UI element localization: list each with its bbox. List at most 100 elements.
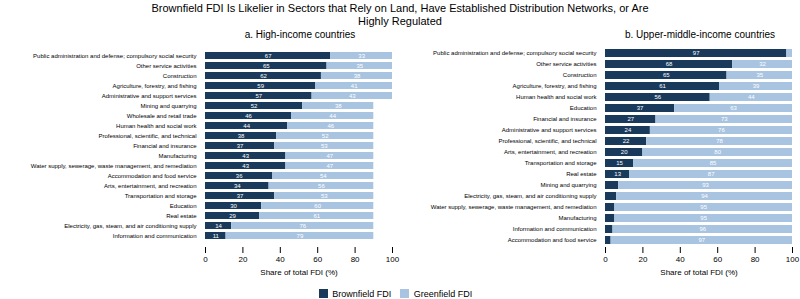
svg-text:Information and communication: Information and communication [113,233,197,239]
svg-text:Transportation and storage: Transportation and storage [525,160,597,166]
svg-text:Construction: Construction [563,72,597,78]
svg-text:54: 54 [320,173,327,179]
svg-text:Information and communication: Information and communication [513,226,597,232]
svg-text:0: 0 [603,255,608,264]
svg-text:43: 43 [349,93,356,99]
svg-text:20: 20 [621,149,628,155]
svg-text:Accommodation and food service: Accommodation and food service [508,237,597,243]
svg-text:Mining and quarrying: Mining and quarrying [540,182,596,188]
svg-text:63: 63 [730,105,737,111]
svg-text:76: 76 [718,127,725,133]
svg-text:Water supply, sewerage, waste: Water supply, sewerage, waste management… [31,163,197,169]
svg-text:Transportation and storage: Transportation and storage [125,193,197,199]
svg-text:97: 97 [698,237,705,243]
svg-text:95: 95 [700,204,707,210]
svg-text:Administrative and support ser: Administrative and support services [102,93,197,99]
svg-text:97: 97 [693,50,700,56]
svg-text:40: 40 [276,255,285,264]
svg-text:0: 0 [203,255,208,264]
svg-text:36: 36 [236,173,243,179]
svg-text:Manufacturing: Manufacturing [558,215,596,221]
svg-text:37: 37 [237,143,244,149]
svg-text:Administrative and support ser: Administrative and support services [502,127,597,133]
svg-text:Public administration and defe: Public administration and defense; compu… [433,50,596,56]
svg-text:Education: Education [170,203,197,209]
svg-text:100: 100 [786,255,800,264]
svg-text:61: 61 [313,213,320,219]
svg-text:43: 43 [242,163,249,169]
svg-text:Financial and insurance: Financial and insurance [133,143,197,149]
svg-text:41: 41 [351,83,358,89]
svg-text:38: 38 [335,103,342,109]
svg-text:Manufacturing: Manufacturing [158,153,196,159]
svg-text:85: 85 [710,160,717,166]
svg-text:Electricity, gas, steam, and a: Electricity, gas, steam, and air conditi… [64,223,196,229]
svg-text:35: 35 [756,72,763,78]
svg-text:44: 44 [329,113,336,119]
svg-text:80: 80 [751,255,760,264]
svg-text:Accommodation and food service: Accommodation and food service [108,173,197,179]
svg-text:Other service activities: Other service activities [536,61,596,67]
svg-text:20: 20 [638,255,647,264]
svg-text:24: 24 [625,127,632,133]
svg-text:Agriculture, forestry, and fis: Agriculture, forestry, and fishing [513,83,597,89]
svg-text:59: 59 [257,83,264,89]
svg-text:44: 44 [243,123,250,129]
svg-text:13: 13 [614,171,621,177]
svg-text:Arts, entertainment, and recre: Arts, entertainment, and recreation [504,149,596,155]
svg-text:40: 40 [676,255,685,264]
svg-text:94: 94 [701,193,708,199]
svg-text:29: 29 [229,213,236,219]
svg-text:Agriculture, forestry, and fis: Agriculture, forestry, and fishing [113,83,197,89]
svg-text:Share of total FDI (%): Share of total FDI (%) [660,268,738,277]
svg-text:57: 57 [255,93,262,99]
svg-text:Wholesale and retail trade: Wholesale and retail trade [127,113,197,119]
svg-text:46: 46 [327,123,334,129]
svg-text:30: 30 [230,203,237,209]
svg-text:Real estate: Real estate [566,171,597,177]
svg-text:32: 32 [759,61,766,67]
svg-text:Construction: Construction [163,73,197,79]
svg-text:46: 46 [245,113,252,119]
svg-text:35: 35 [356,63,363,69]
svg-text:47: 47 [327,163,334,169]
svg-text:87: 87 [708,171,715,177]
svg-text:Real estate: Real estate [166,213,197,219]
svg-text:73: 73 [721,116,728,122]
svg-text:Mining and quarrying: Mining and quarrying [140,103,196,109]
svg-text:Public administration and defe: Public administration and defense; compu… [33,53,196,59]
svg-text:37: 37 [237,193,244,199]
svg-text:11: 11 [213,233,220,239]
svg-text:Arts, entertainment, and recre: Arts, entertainment, and recreation [104,183,196,189]
svg-text:93: 93 [702,182,709,188]
svg-text:60: 60 [713,255,722,264]
svg-text:38: 38 [354,73,361,79]
svg-text:76: 76 [299,223,306,229]
svg-text:22: 22 [623,138,630,144]
svg-text:Human health and social work: Human health and social work [516,94,597,100]
svg-text:79: 79 [297,233,304,239]
svg-text:37: 37 [637,105,644,111]
svg-text:33: 33 [358,53,365,59]
svg-text:Water supply, sewerage, waste: Water supply, sewerage, waste management… [431,204,597,210]
svg-text:34: 34 [234,183,241,189]
svg-text:100: 100 [386,255,400,264]
svg-text:38: 38 [238,133,245,139]
svg-text:Professional, scientific, and: Professional, scientific, and technical [98,133,196,139]
svg-text:65: 65 [663,72,670,78]
svg-text:52: 52 [251,103,258,109]
svg-text:80: 80 [351,255,360,264]
svg-text:Other service activities: Other service activities [136,63,196,69]
svg-text:Electricity, gas, steam, and a: Electricity, gas, steam, and air conditi… [464,193,596,199]
svg-text:52: 52 [322,133,329,139]
svg-text:56: 56 [655,94,662,100]
svg-text:68: 68 [666,61,673,67]
svg-text:65: 65 [263,63,270,69]
svg-text:61: 61 [659,83,666,89]
svg-text:80: 80 [714,149,721,155]
svg-text:56: 56 [318,183,325,189]
svg-text:Financial and insurance: Financial and insurance [533,116,597,122]
svg-text:27: 27 [627,116,634,122]
svg-text:95: 95 [700,215,707,221]
svg-text:60: 60 [313,255,322,264]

──────────────────────────────

** PROBLEM **
Please return all of the material above exactly as it appears, leaving out the pictures.

** TASK ANSWER **
UI element localization: list each with its bbox. List at most 100 elements.
svg-text:Information and communication: Information and communication [113,233,197,239]
svg-text:Transportation and storage: Transportation and storage [525,160,597,166]
svg-text:Construction: Construction [563,72,597,78]
svg-text:54: 54 [320,173,327,179]
svg-text:Information and communication: Information and communication [513,226,597,232]
svg-text:0: 0 [603,255,608,264]
svg-text:43: 43 [349,93,356,99]
svg-text:20: 20 [621,149,628,155]
svg-text:Accommodation and food service: Accommodation and food service [508,237,597,243]
svg-text:Mining and quarrying: Mining and quarrying [540,182,596,188]
svg-text:63: 63 [730,105,737,111]
svg-text:76: 76 [718,127,725,133]
svg-text:Water supply, sewerage, waste: Water supply, sewerage, waste management… [31,163,197,169]
svg-text:Transportation and storage: Transportation and storage [125,193,197,199]
svg-text:97: 97 [698,237,705,243]
svg-text:95: 95 [700,204,707,210]
svg-text:Administrative and support ser: Administrative and support services [102,93,197,99]
svg-text:97: 97 [693,50,700,56]
svg-text:40: 40 [276,255,285,264]
svg-text:0: 0 [203,255,208,264]
svg-text:36: 36 [236,173,243,179]
svg-text:Manufacturing: Manufacturing [558,215,596,221]
svg-text:37: 37 [237,143,244,149]
svg-text:Administrative and support ser: Administrative and support services [502,127,597,133]
svg-text:Public administration and defe: Public administration and defense; compu… [433,50,596,56]
svg-text:Education: Education [170,203,197,209]
svg-text:100: 100 [786,255,800,264]
svg-text:61: 61 [313,213,320,219]
svg-text:43: 43 [242,163,249,169]
svg-text:Financial and insurance: Financial and insurance [133,143,197,149]
svg-text:41: 41 [351,83,358,89]
svg-text:38: 38 [335,103,342,109]
svg-text:Manufacturing: Manufacturing [158,153,196,159]
svg-text:85: 85 [710,160,717,166]
svg-text:Electricity, gas, steam, and a: Electricity, gas, steam, and air conditi… [64,223,196,229]
svg-text:35: 35 [756,72,763,78]
svg-text:44: 44 [329,113,336,119]
svg-text:80: 80 [751,255,760,264]
svg-text:Accommodation and food service: Accommodation and food service [108,173,197,179]
svg-text:Other service activities: Other service activities [536,61,596,67]
svg-text:20: 20 [638,255,647,264]
svg-text:24: 24 [625,127,632,133]
svg-text:Agriculture, forestry, and fis: Agriculture, forestry, and fishing [513,83,597,89]
svg-text:59: 59 [257,83,264,89]
svg-text:44: 44 [243,123,250,129]
svg-text:13: 13 [614,171,621,177]
svg-text:Arts, entertainment, and recre: Arts, entertainment, and recreation [504,149,596,155]
svg-text:40: 40 [676,255,685,264]
svg-text:94: 94 [701,193,708,199]
svg-text:29: 29 [229,213,236,219]
svg-text:Agriculture, forestry, and fis: Agriculture, forestry, and fishing [113,83,197,89]
svg-text:Share of total FDI (%): Share of total FDI (%) [660,268,738,277]
svg-text:57: 57 [255,93,262,99]
svg-text:Wholesale and retail trade: Wholesale and retail trade [127,113,197,119]
svg-text:46: 46 [327,123,334,129]
svg-text:30: 30 [230,203,237,209]
svg-text:Real estate: Real estate [566,171,597,177]
svg-text:32: 32 [759,61,766,67]
svg-text:Construction: Construction [163,73,197,79]
svg-text:46: 46 [245,113,252,119]
svg-text:35: 35 [356,63,363,69]
svg-text:47: 47 [327,163,334,169]
svg-text:87: 87 [708,171,715,177]
svg-text:Real estate: Real estate [166,213,197,219]
svg-text:73: 73 [721,116,728,122]
svg-text:Mining and quarrying: Mining and quarrying [140,103,196,109]
svg-text:Public administration and defe: Public administration and defense; compu… [33,53,196,59]
svg-text:37: 37 [237,193,244,199]
svg-text:11: 11 [213,233,220,239]
svg-text:Arts, entertainment, and recre: Arts, entertainment, and recreation [104,183,196,189]
svg-text:93: 93 [702,182,709,188]
svg-text:60: 60 [713,255,722,264]
svg-text:38: 38 [354,73,361,79]
svg-text:76: 76 [299,223,306,229]
svg-text:22: 22 [623,138,630,144]
svg-text:Human health and social work: Human health and social work [516,94,597,100]
svg-text:79: 79 [297,233,304,239]
svg-text:37: 37 [637,105,644,111]
svg-text:33: 33 [358,53,365,59]
svg-text:Water supply, sewerage, waste: Water supply, sewerage, waste management… [431,204,597,210]
svg-text:34: 34 [234,183,241,189]
svg-text:100: 100 [386,255,400,264]
svg-text:38: 38 [238,133,245,139]
svg-text:Professional, scientific, and: Professional, scientific, and technical [98,133,196,139]
svg-text:65: 65 [663,72,670,78]
svg-text:52: 52 [251,103,258,109]
svg-text:80: 80 [351,255,360,264]
svg-text:Other service activities: Other service activities [136,63,196,69]
svg-text:Electricity, gas, steam, and a: Electricity, gas, steam, and air conditi… [464,193,596,199]
svg-text:52: 52 [322,133,329,139]
svg-text:56: 56 [655,94,662,100]
svg-text:68: 68 [666,61,673,67]
svg-text:65: 65 [263,63,270,69]
svg-text:61: 61 [659,83,666,89]
svg-text:80: 80 [714,149,721,155]
svg-text:56: 56 [318,183,325,189]
svg-text:Financial and insurance: Financial and insurance [533,116,597,122]
svg-text:27: 27 [627,116,634,122]
svg-text:95: 95 [700,215,707,221]
svg-text:60: 60 [313,255,322,264]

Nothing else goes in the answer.